_Description of the task_
Gather up the lines with the word "while" in them.

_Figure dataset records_
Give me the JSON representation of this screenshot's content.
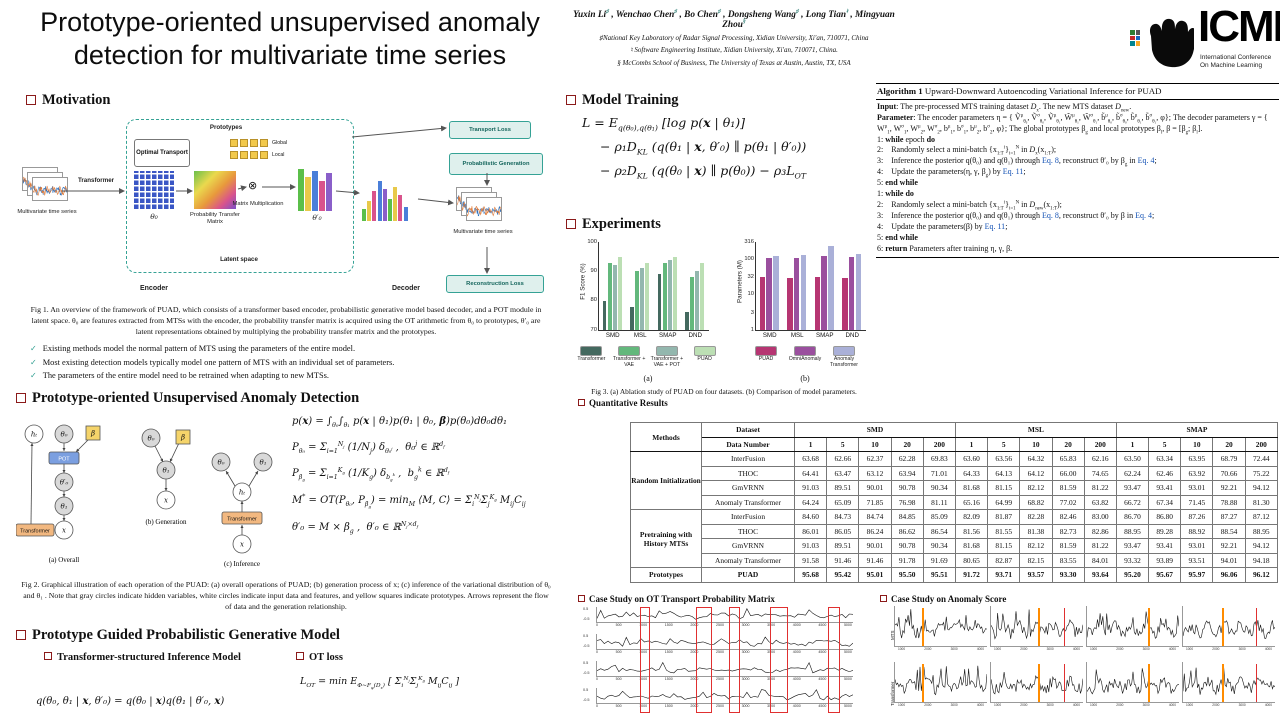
{
  "header": {
    "title": "Prototype-oriented unsupervised anomaly detection for multivariate time series",
    "authors_html": "Yuxin Li<sup class='am'>♯</sup> , Wenchao Chen<sup class='am'>♯</sup> , Bo Chen<sup class='am'>♯</sup> , Dongsheng Wang<sup class='am'>♯</sup> , Long Tian<sup class='am'>♮</sup> , Mingyuan Zhou<sup class='am'>§</sup>",
    "affiliations": [
      "♯National Key Laboratory of Radar Signal Processing, Xidian University, Xi'an, 710071, China",
      "♮ Software Engineering Institute, Xidian University, Xi'an, 710071, China.",
      "§ McCombs School of Business,  The University of Texas at Austin,  Austin, TX,  USA"
    ],
    "logo": {
      "wordmark": "ICML",
      "tagline1": "International Conference",
      "tagline2": "On Machine Learning"
    }
  },
  "sections": {
    "motivation": {
      "heading": "Motivation",
      "fig1_labels": {
        "mts_left": "Multivariate time series",
        "transformer": "Transformer",
        "optimal_transport": "Optimal Transport",
        "prototypes": "Prototypes",
        "global": "Global",
        "local": "Local",
        "theta0": "θ₀",
        "ptm": "Probability Transfer Matrix",
        "matrix_multiplication": "Matrix Multiplication",
        "otimes": "⊗",
        "theta0_prime": "θ′₀",
        "latent_space": "Latent space",
        "encoder": "Encoder",
        "decoder": "Decoder",
        "transport_loss": "Transport Loss",
        "probabilistic_generation": "Probabilistic Generation",
        "mts_right": "Multivariate time series",
        "reconstruction_loss": "Reconstruction Loss"
      },
      "fig1_caption": "Fig 1. An overview of the framework of PUAD, which consists of a transformer based encoder, probabilistic generative model based decoder, and a POT module in latent space. θ₀ are features extracted from MTSs with the encoder, the probability transfer matrix is acquired using the OT arithmetic from θ₀ to prototypes, θ′₀ are latent representations obtained by multiplying the probability transfer matrix and the prototypes.",
      "bullets": [
        "Existing methods model the normal pattern of MTS using the parameters of the entire model.",
        "Most existing detection models typically model one pattern of MTS with an individual set of parameters.",
        "The parameters of the entire model need to be retrained when adapting to new MTSs."
      ]
    },
    "puad": {
      "heading": "Prototype-oriented Unsupervised Anomaly Detection",
      "fig2_nodes": {
        "h": "hₜ",
        "theta0": "θ₀",
        "beta": "β",
        "pot": "POT",
        "theta0_prime": "θ′₀",
        "theta1": "θ₁",
        "x": "x",
        "transformer": "Transformer"
      },
      "fig2_captions": [
        "(a) Overall",
        "(b) Generation",
        "(c) Inference"
      ],
      "equations_html": [
        "p(<b>x</b>) = ∫<sub>θ₀</sub>∫<sub>θ₁</sub> p(<b>x</b> | θ₁)p(θ₁ | θ₀, <b>β</b>)p(θ₀)dθ₀dθ₁",
        "P<sub>θ₀</sub> = Σ<sub>i=1</sub><sup>N<sub>j</sub></sup> (1/N<sub>j</sub>) δ<sub>θ₀<sup>j</sup></sub> ,&nbsp; θ₀<sup>j</sup> ∈ ℝ<sup>d<sub>f</sub></sup>",
        "P<sub>β<sub>g</sub></sub> = Σ<sub>i=1</sub><sup>K<sub>g</sub></sup> (1/K<sub>g</sub>) δ<sub>b<sub>g</sub><sup>k</sup></sub> ,&nbsp; b<sub>g</sub><sup>k</sup> ∈ ℝ<sup>d<sub>f</sub></sup>",
        "M<sup>*</sup> = OT(P<sub>θ₀</sub>, P<sub>β<sub>g</sub></sub>) = min<sub>M</sub> ⟨M, C⟩ = Σ<sub>i</sub><sup>N<sub>j</sub></sup>Σ<sub>j</sub><sup>K<sub>g</sub></sup> M<sub>ij</sub>C<sub>ij</sub>",
        "θ′₀ = M × β<sub>g</sub> ,&nbsp; θ′₀ ∈ ℝ<sup>N<sub>j</sub>×d<sub>f</sub></sup>"
      ],
      "fig2_caption": "Fig 2. Graphical illustration of each operation of the PUAD: (a) overall operations of PUAD; (b) generation process of x; (c) inference of the variational distribution of θ₀ and θ₁ . Note that gray circles indicate hidden variables, white circles indicate input data and features, and yellow squares indicate prototypes. Arrows represent the flow of data and the generation relationship."
    },
    "generative": {
      "heading": "Prototype Guided Probabilistic Generative Model",
      "sub_inference": "Transformer-structured Inference Model",
      "sub_ot": "OT loss",
      "eq_inference_html": "q(θ₀, θ₁ | <b>x</b>, θ′₀) = q(θ₀ | <b>x</b>)q(θ₁ | θ′₀, <b>x</b>)",
      "eq_ot_html": "<i>L</i><sub>OT</sub> = min E<sub>Φ∼F<sub>φ</sub>(D<sub>x</sub>)</sub> [ Σ<sub>i</sub><sup>N<sub>j</sub></sup>Σ<sub>j</sub><sup>K<sub>g</sub></sup> M<sub>ij</sub>C<sub>ij</sub> ]"
    },
    "training": {
      "heading": "Model Training",
      "equations_html": [
        "<i>L</i> = E<sub>q(θ₀),q(θ₁)</sub> [log p(<b>x</b> | θ₁)]",
        "− ρ₁D<sub>KL</sub> (q(θ₁ | <b>x</b>, θ′₀) ∥ p(θ₁ | θ′₀))",
        "− ρ₂D<sub>KL</sub> (q(θ₀ | <b>x</b>) ∥ p(θ₀)) − ρ₃<i>L</i><sub>OT</sub>"
      ]
    },
    "experiments": {
      "heading": "Experiments",
      "fig3_caption": "Fig 3. (a) Ablation study of PUAD on four datasets. (b) Comparison of model parameters."
    },
    "quantitative": {
      "heading": "Quantitative Results"
    },
    "case_ot": {
      "heading": "Case Study on OT Transport Probability Matrix",
      "x_ticks": [
        "0",
        "500",
        "1000",
        "1500",
        "2000",
        "2500",
        "3000",
        "3500",
        "4000",
        "4500",
        "5000"
      ],
      "y_top": "0.5",
      "y_bottom": "-0.5"
    },
    "case_anomaly": {
      "heading": "Case Study on Anomaly Score",
      "row_labels": [
        "MTS",
        "Transformer"
      ],
      "x_ticks": [
        "1000",
        "2000",
        "3000",
        "4000"
      ]
    }
  },
  "algorithm": {
    "title_html": "<b>Algorithm 1</b> Upward-Downward Autoencoding Variational Inference for PUAD",
    "lines_html": [
      "<b>Input</b>: The pre-processed MTS training dataset <i>D</i><sub>x</sub>. The new MTS dataset <i>D</i><sub>new</sub>.",
      "<b>Parameter</b>: The encoder parameters η = { Ṽ<sup>μ</sup><sub>θ₀</sub>, Ṽ<sup>σ</sup><sub>θ₀</sub>, Ṽ<sup>μ</sup><sub>θ₁</sub>, W̃<sup>μ</sup><sub>θ₁</sub>, W̃<sup>σ</sup><sub>θ₁</sub>, b̃<sup>μ</sup><sub>θ₀</sub>, b̃<sup>σ</sup><sub>θ₀</sub>, b̃<sup>μ</sup><sub>θ₁</sub>, b̃<sup>σ</sup><sub>θ₁</sub>, φ}; The decoder parameters γ = { W<sup>μ</sup><sub>1</sub>, W<sup>σ</sup><sub>1</sub>, W<sup>μ</sup><sub>2</sub>, W<sup>σ</sup><sub>2</sub>, b<sup>μ</sup><sub>1</sub>, b<sup>σ</sup><sub>1</sub>, b<sup>μ</sup><sub>2</sub>, b<sup>σ</sup><sub>2</sub>, φ}; The global prototypes β<sub>g</sub> and local prototypes β<sub>l</sub>, β = [β<sub>g</sub>; β<sub>l</sub>].",
      "1: <b>while</b> epoch <b>do</b>",
      "2: &nbsp;&nbsp;&nbsp;Randomly select a mini-batch {x<sub>1:T</sub><sup>i</sup>}<sub>i=1</sub><sup>N</sup> in <i>D</i><sub>x</sub>(x<sub>1:T</sub>);",
      "3: &nbsp;&nbsp;&nbsp;Inference the posterior q(θ₀) and q(θ₁) through <span class='eqref'>Eq. 8</span>, reconstruct θ′₀ by β<sub>g</sub> in <span class='eqref'>Eq. 4</span>;",
      "4: &nbsp;&nbsp;&nbsp;Update the parameters(η, γ, β<sub>g</sub>) by <span class='eqref'>Eq. 11</span>;",
      "5: <b>end while</b>",
      "1: <b>while do</b>",
      "2: &nbsp;&nbsp;&nbsp;Randomly select a mini-batch {x<sub>1:T</sub><sup>i</sup>}<sub>i=1</sub><sup>N</sup> in <i>D</i><sub>new</sub>(x<sub>1:T</sub>);",
      "3: &nbsp;&nbsp;&nbsp;Inference the posterior q(θ₀) and q(θ₁) through <span class='eqref'>Eq. 8</span>, reconstruct θ′₀ by β in <span class='eqref'>Eq. 4</span>;",
      "4: &nbsp;&nbsp;&nbsp;Update the parameters(β) by <span class='eqref'>Eq. 11</span>;",
      "5: <b>end while</b>",
      "6: <b>return</b> Parameters after training η, γ, β."
    ]
  },
  "results_table": {
    "header": {
      "methods": "Methods",
      "dataset": "Dataset",
      "data_number": "Data Number",
      "groups": [
        "SMD",
        "MSL",
        "SMAP"
      ],
      "cols": [
        "1",
        "5",
        "10",
        "20",
        "200"
      ]
    },
    "row_groups": [
      {
        "label": "Random Initialization",
        "rows": [
          {
            "method": "InterFusion",
            "values": [
              "63.68",
              "62.66",
              "62.37",
              "62.28",
              "69.83",
              "63.60",
              "63.56",
              "64.32",
              "65.83",
              "62.16",
              "63.50",
              "63.34",
              "63.95",
              "68.79",
              "72.44"
            ]
          },
          {
            "method": "THOC",
            "values": [
              "64.41",
              "63.47",
              "63.12",
              "63.94",
              "71.01",
              "64.33",
              "64.13",
              "64.12",
              "66.00",
              "74.65",
              "62.24",
              "62.46",
              "63.92",
              "70.66",
              "75.22"
            ]
          },
          {
            "method": "GmVRNN",
            "values": [
              "91.03",
              "89.51",
              "90.01",
              "90.78",
              "90.34",
              "81.68",
              "81.15",
              "82.12",
              "81.59",
              "81.22",
              "93.47",
              "93.41",
              "93.01",
              "92.21",
              "94.12"
            ]
          },
          {
            "method": "Anomaly Transformer",
            "values": [
              "64.24",
              "65.09",
              "71.85",
              "76.98",
              "81.11",
              "65.16",
              "64.99",
              "68.82",
              "77.02",
              "63.82",
              "66.72",
              "67.34",
              "71.45",
              "78.88",
              "81.30"
            ]
          }
        ]
      },
      {
        "label": "Pretraining with History MTSs",
        "rows": [
          {
            "method": "InterFusion",
            "values": [
              "84.60",
              "84.73",
              "84.74",
              "84.85",
              "85.09",
              "82.09",
              "81.87",
              "82.28",
              "82.46",
              "83.00",
              "86.70",
              "86.80",
              "87.26",
              "87.27",
              "87.12"
            ]
          },
          {
            "method": "THOC",
            "values": [
              "86.01",
              "86.05",
              "86.24",
              "86.62",
              "86.54",
              "81.56",
              "81.55",
              "81.38",
              "82.73",
              "82.86",
              "88.95",
              "89.28",
              "88.92",
              "88.54",
              "88.95"
            ]
          },
          {
            "method": "GmVRNN",
            "values": [
              "91.03",
              "89.51",
              "90.01",
              "90.78",
              "90.34",
              "81.68",
              "81.15",
              "82.12",
              "81.59",
              "81.22",
              "93.47",
              "93.41",
              "93.01",
              "92.21",
              "94.12"
            ]
          },
          {
            "method": "Anomaly Transformer",
            "values": [
              "91.58",
              "91.46",
              "91.46",
              "91.78",
              "91.69",
              "80.65",
              "82.87",
              "82.15",
              "83.55",
              "84.01",
              "93.32",
              "93.89",
              "93.51",
              "94.01",
              "94.18"
            ]
          }
        ]
      },
      {
        "label": "Prototypes",
        "rows": [
          {
            "method": "PUAD",
            "bold": true,
            "values": [
              "95.68",
              "95.42",
              "95.01",
              "95.50",
              "95.51",
              "91.72",
              "93.71",
              "93.57",
              "93.30",
              "93.64",
              "95.20",
              "95.67",
              "95.97",
              "96.06",
              "96.12"
            ]
          }
        ]
      }
    ]
  },
  "chart_data": [
    {
      "type": "bar",
      "sub_label": "(a)",
      "ylabel": "F1 Score (%)",
      "ylim": [
        70,
        100
      ],
      "yticks": [
        70,
        80,
        90,
        100
      ],
      "categories": [
        "SMD",
        "MSL",
        "SMAP",
        "DND"
      ],
      "series": [
        {
          "name": "Transformer",
          "color": "#44695f",
          "values": [
            80,
            78,
            89,
            76
          ]
        },
        {
          "name": "Transformer + VAE",
          "color": "#63b87c",
          "values": [
            93,
            90,
            93,
            88
          ]
        },
        {
          "name": "Transformer + VAE + POT",
          "color": "#93b7ae",
          "values": [
            92,
            91,
            94,
            90
          ]
        },
        {
          "name": "PUAD",
          "color": "#bcdfb4",
          "values": [
            95,
            93,
            95,
            93
          ]
        }
      ]
    },
    {
      "type": "bar",
      "log": true,
      "sub_label": "(b)",
      "ylabel": "Parameters (M)",
      "ylim": [
        1,
        316
      ],
      "yticks": [
        1,
        3,
        10,
        32,
        100,
        316
      ],
      "categories": [
        "SMD",
        "MSL",
        "SMAP",
        "DND"
      ],
      "series": [
        {
          "name": "PUAD",
          "color": "#b63572",
          "values": [
            32,
            30,
            33,
            31
          ]
        },
        {
          "name": "OmniAnomaly",
          "color": "#9a4f9e",
          "values": [
            110,
            108,
            125,
            115
          ]
        },
        {
          "name": "Anomaly Transformer",
          "color": "#aab0d8",
          "values": [
            130,
            135,
            240,
            140
          ]
        }
      ]
    }
  ]
}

_Result of this exercise_
      "1: <b>while</b> epoch <b>do</b>",
      "5: <b>end while</b>",
      "1: <b>while do</b>",
      "5: <b>end while</b>",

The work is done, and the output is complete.